(WHAT NEEDS TO BE DONE): In your copy, include every line of the listing below exactly but none of the pictures.

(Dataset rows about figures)
━━━━━━━━━━━━━━━━

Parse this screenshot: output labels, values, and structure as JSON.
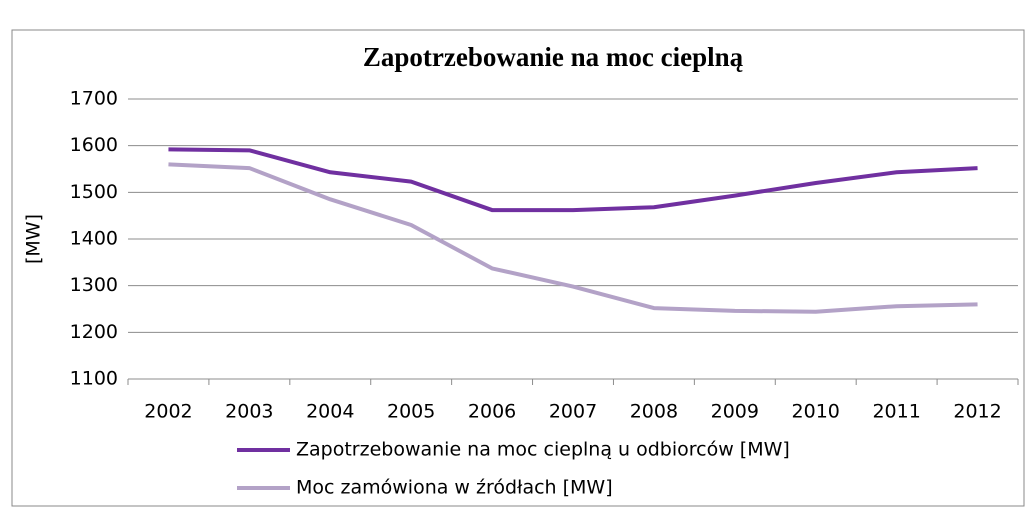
{
  "chart_data": {
    "type": "line",
    "title": "Zapotrzebowanie na moc cieplną",
    "ylabel": "[MW]",
    "categories": [
      "2002",
      "2003",
      "2004",
      "2005",
      "2006",
      "2007",
      "2008",
      "2009",
      "2010",
      "2011",
      "2012"
    ],
    "series": [
      {
        "name": "Zapotrzebowanie na moc cieplną u odbiorców [MW]",
        "color": "#7030a0",
        "values": [
          1592,
          1590,
          1543,
          1523,
          1462,
          1462,
          1468,
          1493,
          1520,
          1543,
          1552
        ]
      },
      {
        "name": "Moc zamówiona w źródłach [MW]",
        "color": "#b3a2c7",
        "values": [
          1560,
          1552,
          1485,
          1430,
          1337,
          1298,
          1252,
          1246,
          1244,
          1256,
          1260
        ]
      }
    ],
    "ylim": [
      1100,
      1700
    ],
    "yticks": [
      1100,
      1200,
      1300,
      1400,
      1500,
      1600,
      1700
    ],
    "grid": true,
    "legend": "bottom"
  }
}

━━━━━━━━━━━━━━━━

(REPLY TO THE EXERCISE):
Parse this screenshot: output labels, values, and structure as JSON.
{
  "chart_data": {
    "type": "line",
    "title": "Zapotrzebowanie na moc cieplną",
    "ylabel": "[MW]",
    "categories": [
      "2002",
      "2003",
      "2004",
      "2005",
      "2006",
      "2007",
      "2008",
      "2009",
      "2010",
      "2011",
      "2012"
    ],
    "series": [
      {
        "name": "Zapotrzebowanie na moc cieplną u odbiorców [MW]",
        "color": "#7030a0",
        "values": [
          1592,
          1590,
          1543,
          1523,
          1462,
          1462,
          1468,
          1493,
          1520,
          1543,
          1552
        ]
      },
      {
        "name": "Moc zamówiona w źródłach [MW]",
        "color": "#b3a2c7",
        "values": [
          1560,
          1552,
          1485,
          1430,
          1337,
          1298,
          1252,
          1246,
          1244,
          1256,
          1260
        ]
      }
    ],
    "ylim": [
      1100,
      1700
    ],
    "yticks": [
      1100,
      1200,
      1300,
      1400,
      1500,
      1600,
      1700
    ],
    "grid": true,
    "legend": "bottom"
  }
}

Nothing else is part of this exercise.